Say only how many lines contain the word "JSON".
-- START DATASET EXCERPTS --
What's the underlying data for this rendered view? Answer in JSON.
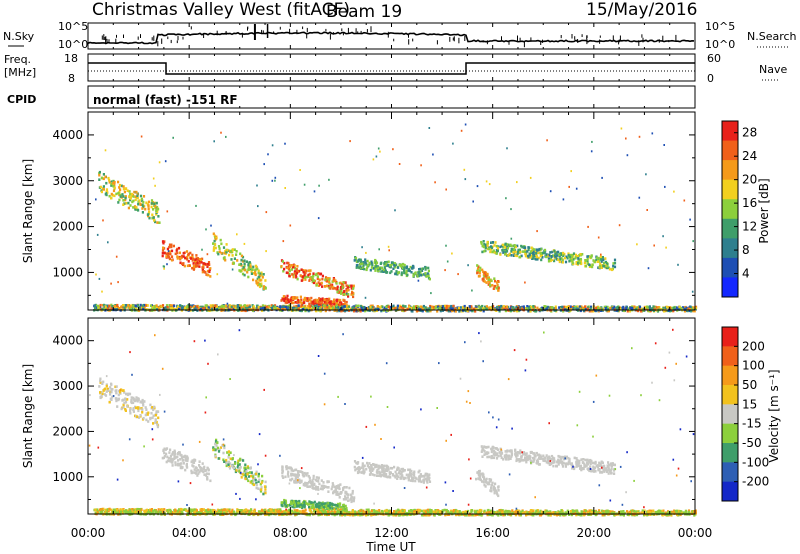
{
  "header": {
    "title": "Christmas Valley West (fitACF)",
    "beam": "Beam 19",
    "date": "15/May/2016"
  },
  "noise_panel": {
    "left_label": "N.Sky",
    "right_label": "N.Search",
    "left_ticks": [
      "10^5",
      "10^0"
    ],
    "right_ticks": [
      "10^5",
      "10^0"
    ]
  },
  "freq_panel": {
    "left_label": "Freq.",
    "left_unit": "[MHz]",
    "left_ticks": [
      "18",
      "8"
    ],
    "right_label": "Nave",
    "right_ticks": [
      "60",
      "0"
    ]
  },
  "cpid": {
    "label": "CPID",
    "value": "normal (fast) -151 RF"
  },
  "colors": {
    "power_scale": [
      "#1428ff",
      "#1e4fb4",
      "#2e7f8e",
      "#3f9e6a",
      "#8ccf3c",
      "#f2cf1e",
      "#f59a1a",
      "#f0601a",
      "#e8201a"
    ],
    "velocity_scale": [
      "#e8201a",
      "#f0601a",
      "#f59a1a",
      "#f2c21e",
      "#c8c8c4",
      "#8ccf3c",
      "#3f9e6a",
      "#2e5fb4",
      "#1428c8"
    ],
    "ground_scatter": "#c8c8c4"
  },
  "chart_data": [
    {
      "type": "heatmap",
      "panel": "power",
      "xlabel": "",
      "ylabel": "Slant Range [km]",
      "x_ticks": [
        "00:00",
        "04:00",
        "08:00",
        "12:00",
        "16:00",
        "20:00",
        "00:00"
      ],
      "y_ticks": [
        1000,
        2000,
        3000,
        4000
      ],
      "ylim": [
        180,
        4500
      ],
      "colorbar": {
        "label": "Power [dB]",
        "ticks": [
          4,
          8,
          12,
          16,
          20,
          24,
          28
        ],
        "range": [
          0,
          30
        ]
      }
    },
    {
      "type": "heatmap",
      "panel": "velocity",
      "xlabel": "Time UT",
      "ylabel": "Slant Range [km]",
      "x_ticks": [
        "00:00",
        "04:00",
        "08:00",
        "12:00",
        "16:00",
        "20:00",
        "00:00"
      ],
      "y_ticks": [
        1000,
        2000,
        3000,
        4000
      ],
      "ylim": [
        180,
        4500
      ],
      "colorbar": {
        "label": "Velocity [m s⁻¹]",
        "ticks": [
          "200",
          "100",
          "50",
          "15",
          "-15",
          "-50",
          "-100",
          "-200"
        ],
        "range": [
          -250,
          250
        ]
      }
    }
  ]
}
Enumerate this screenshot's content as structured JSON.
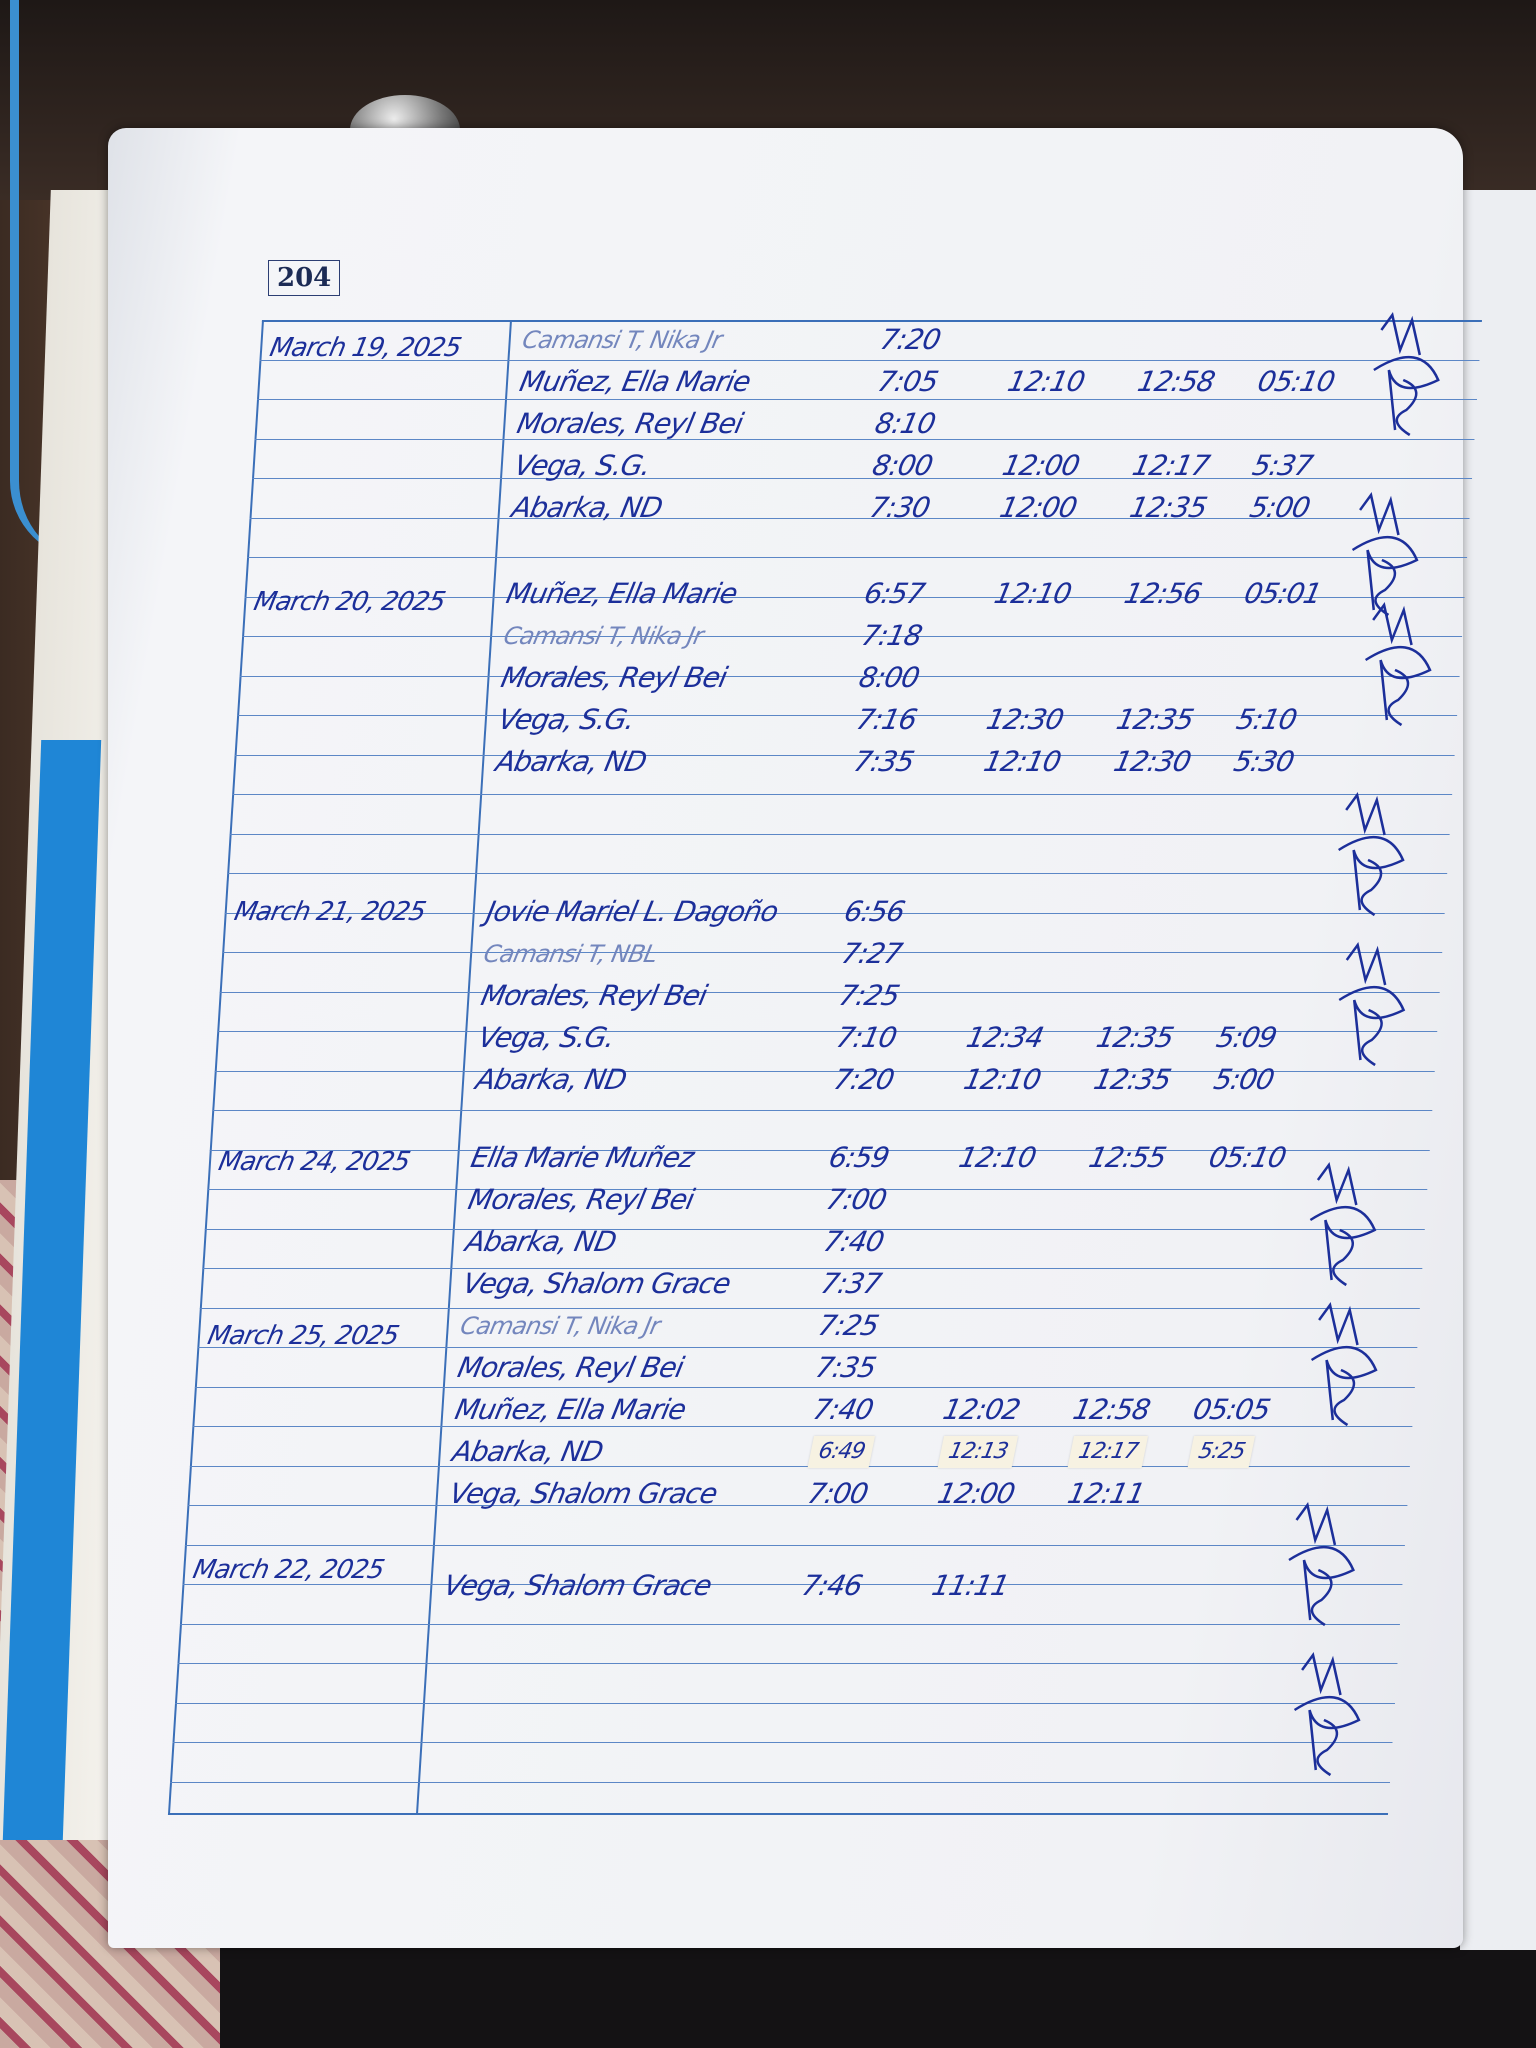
{
  "page_number": "204",
  "colors": {
    "ink": "#1c2f9a",
    "ruling": "#5c87c6",
    "paper": "#f1f2f5"
  },
  "groups": [
    {
      "date": "March 19, 2025",
      "entries": [
        {
          "name": "Camansi T, Nika Jr",
          "times": [
            "7:20"
          ]
        },
        {
          "name": "Muñez, Ella Marie",
          "times": [
            "7:05",
            "12:10",
            "12:58",
            "05:10"
          ]
        },
        {
          "name": "Morales, Reyl Bei",
          "times": [
            "8:10"
          ]
        },
        {
          "name": "Vega, S.G.",
          "times": [
            "8:00",
            "12:00",
            "12:17",
            "5:37"
          ]
        },
        {
          "name": "Abarka, ND",
          "times": [
            "7:30",
            "12:00",
            "12:35",
            "5:00"
          ]
        }
      ]
    },
    {
      "date": "March 20, 2025",
      "entries": [
        {
          "name": "Muñez, Ella Marie",
          "times": [
            "6:57",
            "12:10",
            "12:56",
            "05:01"
          ]
        },
        {
          "name": "Camansi T, Nika Jr",
          "times": [
            "7:18"
          ]
        },
        {
          "name": "Morales, Reyl Bei",
          "times": [
            "8:00"
          ]
        },
        {
          "name": "Vega, S.G.",
          "times": [
            "7:16",
            "12:30",
            "12:35",
            "5:10"
          ]
        },
        {
          "name": "Abarka, ND",
          "times": [
            "7:35",
            "12:10",
            "12:30",
            "5:30"
          ]
        }
      ]
    },
    {
      "date": "March 21, 2025",
      "entries": [
        {
          "name": "Jovie Mariel L. Dagoño",
          "times": [
            "6:56"
          ]
        },
        {
          "name": "Camansi T, NBL",
          "times": [
            "7:27"
          ]
        },
        {
          "name": "Morales, Reyl Bei",
          "times": [
            "7:25"
          ]
        },
        {
          "name": "Vega, S.G.",
          "times": [
            "7:10",
            "12:34",
            "12:35",
            "5:09"
          ]
        },
        {
          "name": "Abarka, ND",
          "times": [
            "7:20",
            "12:10",
            "12:35",
            "5:00"
          ]
        }
      ]
    },
    {
      "date": "March 24, 2025",
      "entries": [
        {
          "name": "Ella Marie Muñez",
          "times": [
            "6:59",
            "12:10",
            "12:55",
            "05:10"
          ]
        },
        {
          "name": "Morales, Reyl Bei",
          "times": [
            "7:00"
          ]
        },
        {
          "name": "Abarka, ND",
          "times": [
            "7:40"
          ]
        },
        {
          "name": "Vega, Shalom Grace",
          "times": [
            "7:37"
          ]
        }
      ]
    },
    {
      "date": "March 25, 2025",
      "entries": [
        {
          "name": "Camansi T, Nika Jr",
          "times": [
            "7:25"
          ]
        },
        {
          "name": "Morales, Reyl Bei",
          "times": [
            "7:35"
          ]
        },
        {
          "name": "Muñez, Ella Marie",
          "times": [
            "7:40",
            "12:02",
            "12:58",
            "05:05"
          ]
        },
        {
          "name": "Abarka, ND",
          "times": [
            "6:49",
            "12:13",
            "12:17",
            "5:25"
          ],
          "taped": true
        },
        {
          "name": "Vega, Shalom Grace",
          "times": [
            "7:00",
            "12:00",
            "12:11"
          ]
        }
      ]
    },
    {
      "date": "March 22, 2025",
      "entries": [
        {
          "name": "Vega, Shalom Grace",
          "times": [
            "7:46",
            "11:11"
          ]
        }
      ]
    }
  ]
}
-- END DATASET EXCERPTS --
SOLUTION TO THIS EXERCISE
2